WHAT THE TASK REQUIRES
Extract the listing in its entirety, keeping each line identical to the original.

DATA EXCERPTS
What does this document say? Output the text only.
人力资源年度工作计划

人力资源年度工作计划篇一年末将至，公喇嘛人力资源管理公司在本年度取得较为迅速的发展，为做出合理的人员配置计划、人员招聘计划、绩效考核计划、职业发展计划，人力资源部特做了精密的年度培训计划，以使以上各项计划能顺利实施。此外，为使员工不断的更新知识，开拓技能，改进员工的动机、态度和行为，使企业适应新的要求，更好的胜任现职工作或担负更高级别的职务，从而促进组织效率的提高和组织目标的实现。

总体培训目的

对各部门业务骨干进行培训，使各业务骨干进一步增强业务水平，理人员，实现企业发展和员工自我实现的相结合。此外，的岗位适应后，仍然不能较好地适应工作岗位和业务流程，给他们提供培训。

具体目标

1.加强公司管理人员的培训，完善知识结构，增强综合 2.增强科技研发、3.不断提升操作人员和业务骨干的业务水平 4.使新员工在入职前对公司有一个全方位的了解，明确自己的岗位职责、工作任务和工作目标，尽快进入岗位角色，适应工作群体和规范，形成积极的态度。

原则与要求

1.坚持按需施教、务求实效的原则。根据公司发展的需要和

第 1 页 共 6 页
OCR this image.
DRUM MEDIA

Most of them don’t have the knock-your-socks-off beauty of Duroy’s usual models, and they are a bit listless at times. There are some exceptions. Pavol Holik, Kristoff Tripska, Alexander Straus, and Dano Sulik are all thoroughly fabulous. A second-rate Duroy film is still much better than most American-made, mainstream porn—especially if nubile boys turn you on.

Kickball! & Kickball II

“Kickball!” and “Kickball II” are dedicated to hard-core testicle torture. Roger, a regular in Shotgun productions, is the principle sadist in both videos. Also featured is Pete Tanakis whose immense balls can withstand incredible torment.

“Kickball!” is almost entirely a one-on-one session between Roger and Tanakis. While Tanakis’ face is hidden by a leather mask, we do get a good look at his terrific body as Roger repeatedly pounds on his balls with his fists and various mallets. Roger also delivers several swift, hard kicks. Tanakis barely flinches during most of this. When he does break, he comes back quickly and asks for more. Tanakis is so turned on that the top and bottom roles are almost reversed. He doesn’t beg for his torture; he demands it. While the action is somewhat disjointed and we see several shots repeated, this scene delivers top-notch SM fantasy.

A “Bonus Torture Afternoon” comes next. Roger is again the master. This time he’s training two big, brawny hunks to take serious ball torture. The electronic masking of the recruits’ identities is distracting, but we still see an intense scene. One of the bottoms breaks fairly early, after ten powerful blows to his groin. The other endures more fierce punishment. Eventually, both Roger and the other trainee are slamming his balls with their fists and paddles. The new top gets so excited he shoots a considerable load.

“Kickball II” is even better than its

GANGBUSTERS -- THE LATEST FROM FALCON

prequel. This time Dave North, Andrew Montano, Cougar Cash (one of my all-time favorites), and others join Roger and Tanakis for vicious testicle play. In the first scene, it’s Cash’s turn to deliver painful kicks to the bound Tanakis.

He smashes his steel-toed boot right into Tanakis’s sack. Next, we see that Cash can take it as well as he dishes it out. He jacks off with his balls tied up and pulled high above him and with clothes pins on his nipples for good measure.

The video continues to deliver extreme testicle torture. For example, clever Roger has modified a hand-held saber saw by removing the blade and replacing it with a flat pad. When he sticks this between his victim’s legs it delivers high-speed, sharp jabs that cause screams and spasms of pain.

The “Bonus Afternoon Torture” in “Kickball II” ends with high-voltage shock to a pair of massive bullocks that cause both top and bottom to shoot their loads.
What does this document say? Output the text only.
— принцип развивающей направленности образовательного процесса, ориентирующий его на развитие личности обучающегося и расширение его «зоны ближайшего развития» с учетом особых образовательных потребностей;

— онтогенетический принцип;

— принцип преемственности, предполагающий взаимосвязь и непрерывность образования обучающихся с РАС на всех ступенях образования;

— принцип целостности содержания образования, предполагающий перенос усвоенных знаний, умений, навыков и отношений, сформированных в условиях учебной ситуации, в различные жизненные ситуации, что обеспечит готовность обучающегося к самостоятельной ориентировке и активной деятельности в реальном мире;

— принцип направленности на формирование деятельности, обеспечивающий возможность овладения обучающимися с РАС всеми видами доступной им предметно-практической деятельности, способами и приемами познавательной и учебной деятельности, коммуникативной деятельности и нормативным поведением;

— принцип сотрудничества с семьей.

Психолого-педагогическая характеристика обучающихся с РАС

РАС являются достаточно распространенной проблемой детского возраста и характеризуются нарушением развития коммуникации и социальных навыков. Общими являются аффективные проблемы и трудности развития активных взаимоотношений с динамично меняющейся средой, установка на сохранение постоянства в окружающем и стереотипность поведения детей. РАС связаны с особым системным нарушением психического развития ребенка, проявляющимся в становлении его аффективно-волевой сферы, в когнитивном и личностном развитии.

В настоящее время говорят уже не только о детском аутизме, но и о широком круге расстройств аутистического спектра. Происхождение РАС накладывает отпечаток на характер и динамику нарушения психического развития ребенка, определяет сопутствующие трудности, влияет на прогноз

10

THE REPLY
What does this document say? Output the text only.
人力资源年度工作计划

人力资源年度工作计划篇一年末将至，公喇嘛人力资源管理公司在本年度取得较为迅速的发展，为做出合理的人员配置计划、人员招聘计划、绩效考核计划、职业发展计划，人力资源部特做了精密的年度培训计划，以使以上各项计划能顺利实施。此外，为使员工不断的更新知识，开拓技能，改进员工的动机、态度和行为，使企业适应新的要求，更好的胜任现职工作或担负更高级别的职务，从而促进组织效率的提高和组织目标的实现。

总体培训目的

对各部门业务骨干进行培训，使各业务骨干进一步增强业务水平，理人员，实现企业发展和员工自我实现的相结合。此外，的岗位适应后，仍然不能较好地适应工作岗位和业务流程，给他们提供培训。

具体目标

1.加强公司管理人员的培训，完善知识结构，增强综合 2.增强科技研发、3.不断提升操作人员和业务骨干的业务水平 4.使新员工在入职前对公司有一个全方位的了解，明确自己的岗位职责、工作任务和工作目标，尽快进入岗位角色，适应工作群体和规范，形成积极的态度。

原则与要求

1.坚持按需施教、务求实效的原则。根据公司发展的需要和

第 1 页 共 6 页
OCR this image.
DRUM MEDIA

Most of them don’t have the knock-your-socks-off beauty of Duroy’s usual models, and they are a bit listless at times. There are some exceptions. Pavol Holik, Kristoff Tripska, Alexander Straus, and Dano Sulik are all thoroughly fabulous. A second-rate Duroy film is still much better than most American-made, mainstream porn—especially if nubile boys turn you on.

Kickball! & Kickball II

“Kickball!” and “Kickball II” are dedicated to hard-core testicle torture. Roger, a regular in Shotgun productions, is the principle sadist in both videos. Also featured is Pete Tanakis whose immense balls can withstand incredible torment.

“Kickball!” is almost entirely a one-on-one session between Roger and Tanakis. While Tanakis’ face is hidden by a leather mask, we do get a good look at his terrific body as Roger repeatedly pounds on his balls with his fists and various mallets. Roger also delivers several swift, hard kicks. Tanakis barely flinches during most of this. When he does break, he comes back quickly and asks for more. Tanakis is so turned on that the top and bottom roles are almost reversed. He doesn’t beg for his torture; he demands it. While the action is somewhat disjointed and we see several shots repeated, this scene delivers top-notch SM fantasy.

A “Bonus Torture Afternoon” comes next. Roger is again the master. This time he’s training two big, brawny hunks to take serious ball torture. The electronic masking of the recruits’ identities is distracting, but we still see an intense scene. One of the bottoms breaks fairly early, after ten powerful blows to his groin. The other endures more fierce punishment. Eventually, both Roger and the other trainee are slamming his balls with their fists and paddles. The new top gets so excited he shoots a considerable load.

“Kickball II” is even better than its

GANGBUSTERS -- THE LATEST FROM FALCON

prequel. This time Dave North, Andrew Montano, Cougar Cash (one of my all-time favorites), and others join Roger and Tanakis for vicious testicle play. In the first scene, it’s Cash’s turn to deliver painful kicks to the bound Tanakis.

He smashes his steel-toed boot right into Tanakis’s sack. Next, we see that Cash can take it as well as he dishes it out. He jacks off with his balls tied up and pulled high above him and with clothes pins on his nipples for good measure.

The video continues to deliver extreme testicle torture. For example, clever Roger has modified a hand-held saber saw by removing the blade and replacing it with a flat pad. When he sticks this between his victim’s legs it delivers high-speed, sharp jabs that cause screams and spasms of pain.

The “Bonus Afternoon Torture” in “Kickball II” ends with high-voltage shock to a pair of massive bullocks that cause both top and bottom to shoot their loads.
What does this document say? Output the text only.
— принцип развивающей направленности образовательного процесса, ориентирующий его на развитие личности обучающегося и расширение его «зоны ближайшего развития» с учетом особых образовательных потребностей;

— онтогенетический принцип;

— принцип преемственности, предполагающий взаимосвязь и непрерывность образования обучающихся с РАС на всех ступенях образования;

— принцип целостности содержания образования, предполагающий перенос усвоенных знаний, умений, навыков и отношений, сформированных в условиях учебной ситуации, в различные жизненные ситуации, что обеспечит готовность обучающегося к самостоятельной ориентировке и активной деятельности в реальном мире;

— принцип направленности на формирование деятельности, обеспечивающий возможность овладения обучающимися с РАС всеми видами доступной им предметно-практической деятельности, способами и приемами познавательной и учебной деятельности, коммуникативной деятельности и нормативным поведением;

— принцип сотрудничества с семьей.

Психолого-педагогическая характеристика обучающихся с РАС

РАС являются достаточно распространенной проблемой детского возраста и характеризуются нарушением развития коммуникации и социальных навыков. Общими являются аффективные проблемы и трудности развития активных взаимоотношений с динамично меняющейся средой, установка на сохранение постоянства в окружающем и стереотипность поведения детей. РАС связаны с особым системным нарушением психического развития ребенка, проявляющимся в становлении его аффективно-волевой сферы, в когнитивном и личностном развитии.

В настоящее время говорят уже не только о детском аутизме, но и о широком круге расстройств аутистического спектра. Происхождение РАС накладывает отпечаток на характер и динамику нарушения психического развития ребенка, определяет сопутствующие трудности, влияет на прогноз

10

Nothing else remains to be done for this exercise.